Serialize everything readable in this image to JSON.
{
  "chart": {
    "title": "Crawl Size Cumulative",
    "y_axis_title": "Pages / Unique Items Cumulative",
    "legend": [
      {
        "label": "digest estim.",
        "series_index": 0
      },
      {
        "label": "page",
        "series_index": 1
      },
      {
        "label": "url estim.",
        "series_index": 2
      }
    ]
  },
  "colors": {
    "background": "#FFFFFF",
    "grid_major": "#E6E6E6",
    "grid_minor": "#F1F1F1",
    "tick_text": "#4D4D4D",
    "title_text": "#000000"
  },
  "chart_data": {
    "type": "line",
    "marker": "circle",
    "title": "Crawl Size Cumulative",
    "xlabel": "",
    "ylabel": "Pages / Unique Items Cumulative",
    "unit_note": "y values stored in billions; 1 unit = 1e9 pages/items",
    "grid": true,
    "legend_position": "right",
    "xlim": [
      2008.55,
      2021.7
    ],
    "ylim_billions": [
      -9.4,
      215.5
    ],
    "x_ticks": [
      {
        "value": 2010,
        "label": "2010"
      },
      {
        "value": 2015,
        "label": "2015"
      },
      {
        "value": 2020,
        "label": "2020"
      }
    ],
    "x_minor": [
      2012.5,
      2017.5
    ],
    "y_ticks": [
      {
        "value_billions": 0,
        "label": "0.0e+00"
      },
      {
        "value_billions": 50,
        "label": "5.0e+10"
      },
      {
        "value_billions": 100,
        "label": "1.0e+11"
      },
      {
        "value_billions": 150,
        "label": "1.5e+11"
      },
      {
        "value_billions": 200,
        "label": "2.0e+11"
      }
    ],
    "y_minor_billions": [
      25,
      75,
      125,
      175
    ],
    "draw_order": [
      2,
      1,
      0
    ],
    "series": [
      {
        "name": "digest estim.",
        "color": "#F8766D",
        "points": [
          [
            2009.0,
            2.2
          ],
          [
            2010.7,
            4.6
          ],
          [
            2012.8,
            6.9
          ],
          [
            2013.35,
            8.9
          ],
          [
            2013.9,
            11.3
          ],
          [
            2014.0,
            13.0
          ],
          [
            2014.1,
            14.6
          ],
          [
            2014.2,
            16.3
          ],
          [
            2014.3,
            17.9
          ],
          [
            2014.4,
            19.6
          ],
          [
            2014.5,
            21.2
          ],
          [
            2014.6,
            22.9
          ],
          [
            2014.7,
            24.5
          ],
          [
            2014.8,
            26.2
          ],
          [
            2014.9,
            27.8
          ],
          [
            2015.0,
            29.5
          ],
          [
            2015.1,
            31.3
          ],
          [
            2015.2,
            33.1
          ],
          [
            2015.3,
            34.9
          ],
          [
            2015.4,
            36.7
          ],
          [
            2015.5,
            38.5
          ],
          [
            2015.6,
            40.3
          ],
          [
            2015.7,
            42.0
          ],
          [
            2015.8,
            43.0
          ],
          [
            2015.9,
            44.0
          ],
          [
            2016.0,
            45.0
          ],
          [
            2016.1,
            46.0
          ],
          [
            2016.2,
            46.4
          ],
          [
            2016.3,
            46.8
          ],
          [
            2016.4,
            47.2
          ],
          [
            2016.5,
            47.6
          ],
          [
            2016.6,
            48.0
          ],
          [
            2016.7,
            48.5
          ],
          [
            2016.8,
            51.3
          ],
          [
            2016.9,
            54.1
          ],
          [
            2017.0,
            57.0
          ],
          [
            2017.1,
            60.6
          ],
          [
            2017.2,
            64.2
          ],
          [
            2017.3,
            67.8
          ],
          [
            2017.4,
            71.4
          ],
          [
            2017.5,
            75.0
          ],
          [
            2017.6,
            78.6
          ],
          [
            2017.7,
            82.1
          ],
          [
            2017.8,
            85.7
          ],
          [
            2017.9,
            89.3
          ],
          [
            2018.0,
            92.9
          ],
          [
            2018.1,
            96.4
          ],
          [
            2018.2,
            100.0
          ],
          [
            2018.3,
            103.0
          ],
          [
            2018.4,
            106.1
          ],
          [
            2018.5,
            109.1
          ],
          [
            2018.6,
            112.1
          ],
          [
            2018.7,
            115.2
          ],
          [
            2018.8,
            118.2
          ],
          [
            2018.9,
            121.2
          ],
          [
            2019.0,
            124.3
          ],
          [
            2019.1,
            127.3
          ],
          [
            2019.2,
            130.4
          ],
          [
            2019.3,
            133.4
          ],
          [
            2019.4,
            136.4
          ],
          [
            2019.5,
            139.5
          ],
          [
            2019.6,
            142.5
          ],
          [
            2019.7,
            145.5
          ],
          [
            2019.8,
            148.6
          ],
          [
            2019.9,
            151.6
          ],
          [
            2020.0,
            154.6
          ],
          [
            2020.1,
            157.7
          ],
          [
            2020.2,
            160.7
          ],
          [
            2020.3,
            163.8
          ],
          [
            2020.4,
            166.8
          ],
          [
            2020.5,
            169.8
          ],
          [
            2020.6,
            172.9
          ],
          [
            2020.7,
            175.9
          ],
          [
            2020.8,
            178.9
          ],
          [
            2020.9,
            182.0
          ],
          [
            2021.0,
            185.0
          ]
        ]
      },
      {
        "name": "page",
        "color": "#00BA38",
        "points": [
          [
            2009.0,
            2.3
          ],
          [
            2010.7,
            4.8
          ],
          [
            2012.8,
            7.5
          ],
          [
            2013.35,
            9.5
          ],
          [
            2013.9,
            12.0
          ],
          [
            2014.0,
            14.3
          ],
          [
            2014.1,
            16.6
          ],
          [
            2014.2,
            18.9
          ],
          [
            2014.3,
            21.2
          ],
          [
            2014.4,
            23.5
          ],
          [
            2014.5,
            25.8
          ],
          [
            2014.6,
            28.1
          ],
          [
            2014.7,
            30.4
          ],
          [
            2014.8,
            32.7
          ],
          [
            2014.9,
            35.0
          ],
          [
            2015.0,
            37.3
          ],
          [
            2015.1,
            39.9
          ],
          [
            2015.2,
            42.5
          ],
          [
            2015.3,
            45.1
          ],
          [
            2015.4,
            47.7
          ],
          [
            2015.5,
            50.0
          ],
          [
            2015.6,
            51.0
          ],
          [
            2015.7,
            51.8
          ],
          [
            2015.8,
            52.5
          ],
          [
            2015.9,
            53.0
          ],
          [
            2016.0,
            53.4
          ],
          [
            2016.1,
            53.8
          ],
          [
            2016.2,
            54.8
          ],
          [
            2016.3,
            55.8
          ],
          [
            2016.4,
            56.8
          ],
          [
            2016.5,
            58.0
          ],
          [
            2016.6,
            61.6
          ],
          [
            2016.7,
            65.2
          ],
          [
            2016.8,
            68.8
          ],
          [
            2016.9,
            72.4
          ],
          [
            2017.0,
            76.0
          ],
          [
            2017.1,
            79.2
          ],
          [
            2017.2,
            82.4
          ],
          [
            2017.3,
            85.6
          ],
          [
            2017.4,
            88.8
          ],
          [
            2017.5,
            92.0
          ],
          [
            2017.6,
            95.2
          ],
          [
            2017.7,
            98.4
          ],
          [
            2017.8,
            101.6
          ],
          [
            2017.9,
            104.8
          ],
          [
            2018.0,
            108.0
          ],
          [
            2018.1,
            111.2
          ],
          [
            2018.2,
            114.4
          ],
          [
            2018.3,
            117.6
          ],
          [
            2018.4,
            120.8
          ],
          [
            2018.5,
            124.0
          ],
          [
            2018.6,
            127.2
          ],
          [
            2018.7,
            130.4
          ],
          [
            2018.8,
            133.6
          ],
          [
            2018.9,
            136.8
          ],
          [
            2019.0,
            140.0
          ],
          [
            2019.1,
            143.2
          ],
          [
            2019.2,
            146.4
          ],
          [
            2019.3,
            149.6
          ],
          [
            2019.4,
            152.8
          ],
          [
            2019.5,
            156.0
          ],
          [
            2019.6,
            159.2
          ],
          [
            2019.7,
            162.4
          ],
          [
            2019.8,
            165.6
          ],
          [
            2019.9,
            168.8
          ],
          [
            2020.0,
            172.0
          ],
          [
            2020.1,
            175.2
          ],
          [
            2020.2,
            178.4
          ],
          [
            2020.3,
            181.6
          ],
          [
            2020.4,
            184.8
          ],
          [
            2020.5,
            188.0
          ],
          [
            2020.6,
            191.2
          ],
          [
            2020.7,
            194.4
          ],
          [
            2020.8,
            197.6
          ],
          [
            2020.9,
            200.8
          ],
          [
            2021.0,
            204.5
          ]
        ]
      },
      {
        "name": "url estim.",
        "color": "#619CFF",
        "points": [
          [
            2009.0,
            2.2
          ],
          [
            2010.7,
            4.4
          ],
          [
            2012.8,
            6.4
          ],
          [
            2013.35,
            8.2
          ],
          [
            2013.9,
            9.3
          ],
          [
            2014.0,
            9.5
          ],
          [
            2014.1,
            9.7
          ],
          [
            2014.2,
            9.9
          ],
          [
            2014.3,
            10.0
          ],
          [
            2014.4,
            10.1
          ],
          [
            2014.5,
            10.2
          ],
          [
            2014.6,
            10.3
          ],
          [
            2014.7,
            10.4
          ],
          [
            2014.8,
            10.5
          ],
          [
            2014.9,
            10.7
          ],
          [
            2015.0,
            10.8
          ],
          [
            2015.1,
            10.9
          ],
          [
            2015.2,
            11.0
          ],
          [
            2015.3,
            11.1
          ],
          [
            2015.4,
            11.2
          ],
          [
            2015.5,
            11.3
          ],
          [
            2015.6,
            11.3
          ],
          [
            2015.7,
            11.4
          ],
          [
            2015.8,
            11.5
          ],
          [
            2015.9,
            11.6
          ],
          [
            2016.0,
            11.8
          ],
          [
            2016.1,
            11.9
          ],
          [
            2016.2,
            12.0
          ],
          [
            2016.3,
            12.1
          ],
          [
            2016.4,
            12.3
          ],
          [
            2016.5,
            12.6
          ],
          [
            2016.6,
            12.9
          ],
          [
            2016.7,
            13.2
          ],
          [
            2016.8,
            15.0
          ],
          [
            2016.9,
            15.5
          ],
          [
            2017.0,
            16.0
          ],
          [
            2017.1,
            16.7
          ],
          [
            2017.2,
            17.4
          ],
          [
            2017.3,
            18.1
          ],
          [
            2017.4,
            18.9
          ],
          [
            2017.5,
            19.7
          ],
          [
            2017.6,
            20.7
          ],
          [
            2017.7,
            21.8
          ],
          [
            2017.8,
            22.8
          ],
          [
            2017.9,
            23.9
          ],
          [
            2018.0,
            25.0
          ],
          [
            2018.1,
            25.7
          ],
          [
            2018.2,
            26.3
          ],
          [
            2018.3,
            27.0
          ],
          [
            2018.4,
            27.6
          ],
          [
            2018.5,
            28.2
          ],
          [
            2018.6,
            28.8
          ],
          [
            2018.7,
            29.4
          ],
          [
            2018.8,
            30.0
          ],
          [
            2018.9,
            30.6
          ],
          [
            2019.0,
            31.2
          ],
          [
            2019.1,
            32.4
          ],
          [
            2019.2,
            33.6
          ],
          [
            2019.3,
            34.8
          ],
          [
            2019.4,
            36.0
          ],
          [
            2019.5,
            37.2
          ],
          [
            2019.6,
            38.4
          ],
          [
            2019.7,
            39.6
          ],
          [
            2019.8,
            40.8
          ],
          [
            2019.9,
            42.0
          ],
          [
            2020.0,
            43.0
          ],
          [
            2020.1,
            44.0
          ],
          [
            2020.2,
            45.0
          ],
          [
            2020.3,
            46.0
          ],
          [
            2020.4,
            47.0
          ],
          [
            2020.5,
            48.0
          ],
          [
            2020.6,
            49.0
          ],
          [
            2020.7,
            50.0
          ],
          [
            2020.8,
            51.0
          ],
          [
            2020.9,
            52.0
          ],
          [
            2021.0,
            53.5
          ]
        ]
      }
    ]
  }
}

» **PROBLEM DESCRIPTION**
Identify every line holding the word "estim" and copy it out.

» **SOLUTION BELOW**
        "label": "digest estim.",
        "label": "url estim.",
        "name": "digest estim.",
        "name": "url estim.",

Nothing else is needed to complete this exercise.